• [Task brief] Output all the material that follows, exactly as given.

--- START Records for this exercise ---

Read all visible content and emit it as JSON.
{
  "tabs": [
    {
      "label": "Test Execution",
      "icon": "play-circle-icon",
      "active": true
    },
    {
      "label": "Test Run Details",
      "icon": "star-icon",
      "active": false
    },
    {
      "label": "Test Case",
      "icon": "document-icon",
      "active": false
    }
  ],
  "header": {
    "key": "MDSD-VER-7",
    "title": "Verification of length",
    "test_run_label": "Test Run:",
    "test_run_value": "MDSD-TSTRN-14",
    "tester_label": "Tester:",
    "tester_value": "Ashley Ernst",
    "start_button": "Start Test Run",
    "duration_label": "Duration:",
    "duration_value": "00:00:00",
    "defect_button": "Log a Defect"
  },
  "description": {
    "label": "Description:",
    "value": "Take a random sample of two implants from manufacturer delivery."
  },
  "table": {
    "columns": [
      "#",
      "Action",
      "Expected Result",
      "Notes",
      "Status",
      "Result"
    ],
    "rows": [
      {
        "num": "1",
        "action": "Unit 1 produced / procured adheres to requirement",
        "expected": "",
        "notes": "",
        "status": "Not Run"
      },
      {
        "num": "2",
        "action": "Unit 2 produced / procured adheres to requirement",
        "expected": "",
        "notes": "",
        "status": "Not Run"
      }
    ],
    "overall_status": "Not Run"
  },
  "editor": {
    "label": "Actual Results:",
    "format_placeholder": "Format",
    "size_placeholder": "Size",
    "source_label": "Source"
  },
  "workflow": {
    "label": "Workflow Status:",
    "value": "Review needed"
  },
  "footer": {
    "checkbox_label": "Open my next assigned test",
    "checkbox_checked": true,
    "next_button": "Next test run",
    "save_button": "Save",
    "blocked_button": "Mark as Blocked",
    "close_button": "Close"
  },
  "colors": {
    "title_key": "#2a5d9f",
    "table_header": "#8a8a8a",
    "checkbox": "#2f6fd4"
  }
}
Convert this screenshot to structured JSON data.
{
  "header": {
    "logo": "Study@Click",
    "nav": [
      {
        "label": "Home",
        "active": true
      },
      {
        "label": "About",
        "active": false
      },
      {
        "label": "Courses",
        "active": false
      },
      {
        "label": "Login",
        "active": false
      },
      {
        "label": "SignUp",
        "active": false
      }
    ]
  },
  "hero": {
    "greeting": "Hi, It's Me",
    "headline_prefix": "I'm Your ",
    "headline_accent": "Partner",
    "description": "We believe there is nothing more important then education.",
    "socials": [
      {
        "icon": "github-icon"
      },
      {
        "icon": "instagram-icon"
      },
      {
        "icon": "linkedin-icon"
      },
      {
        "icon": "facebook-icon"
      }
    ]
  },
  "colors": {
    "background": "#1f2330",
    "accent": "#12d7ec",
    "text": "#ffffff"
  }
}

--- END Records for this exercise ---

• [Task result]
Read all visible content and emit it as JSON.
{
  "tabs": [
    {
      "label": "Test Execution",
      "icon": "play-circle-icon",
      "active": true
    },
    {
      "label": "Test Run Details",
      "icon": "star-icon",
      "active": false
    },
    {
      "label": "Test Case",
      "icon": "document-icon",
      "active": false
    }
  ],
  "header": {
    "key": "MDSD-VER-7",
    "title": "Verification of length",
    "test_run_label": "Test Run:",
    "test_run_value": "MDSD-TSTRN-14",
    "tester_label": "Tester:",
    "tester_value": "Ashley Ernst",
    "start_button": "Start Test Run",
    "duration_label": "Duration:",
    "duration_value": "00:00:00",
    "defect_button": "Log a Defect"
  },
  "description": {
    "label": "Description:",
    "value": "Take a random sample of two implants from manufacturer delivery."
  },
  "table": {
    "columns": [
      "#",
      "Action",
      "Expected Result",
      "Notes",
      "Status",
      "Result"
    ],
    "rows": [
      {
        "num": "1",
        "action": "Unit 1 produced / procured adheres to requirement",
        "expected": "",
        "notes": "",
        "status": "Not Run"
      },
      {
        "num": "2",
        "action": "Unit 2 produced / procured adheres to requirement",
        "expected": "",
        "notes": "",
        "status": "Not Run"
      }
    ],
    "overall_status": "Not Run"
  },
  "editor": {
    "label": "Actual Results:",
    "format_placeholder": "Format",
    "size_placeholder": "Size",
    "source_label": "Source"
  },
  "workflow": {
    "label": "Workflow Status:",
    "value": "Review needed"
  },
  "footer": {
    "checkbox_label": "Open my next assigned test",
    "checkbox_checked": true,
    "next_button": "Next test run",
    "save_button": "Save",
    "blocked_button": "Mark as Blocked",
    "close_button": "Close"
  },
  "colors": {
    "title_key": "#2a5d9f",
    "table_header": "#8a8a8a",
    "checkbox": "#2f6fd4"
  }
}
Convert this screenshot to structured JSON data.
{
  "header": {
    "logo": "Study@Click",
    "nav": [
      {
        "label": "Home",
        "active": true
      },
      {
        "label": "About",
        "active": false
      },
      {
        "label": "Courses",
        "active": false
      },
      {
        "label": "Login",
        "active": false
      },
      {
        "label": "SignUp",
        "active": false
      }
    ]
  },
  "hero": {
    "greeting": "Hi, It's Me",
    "headline_prefix": "I'm Your ",
    "headline_accent": "Partner",
    "description": "We believe there is nothing more important then education.",
    "socials": [
      {
        "icon": "github-icon"
      },
      {
        "icon": "instagram-icon"
      },
      {
        "icon": "linkedin-icon"
      },
      {
        "icon": "facebook-icon"
      }
    ]
  },
  "colors": {
    "background": "#1f2330",
    "accent": "#12d7ec",
    "text": "#ffffff"
  }
}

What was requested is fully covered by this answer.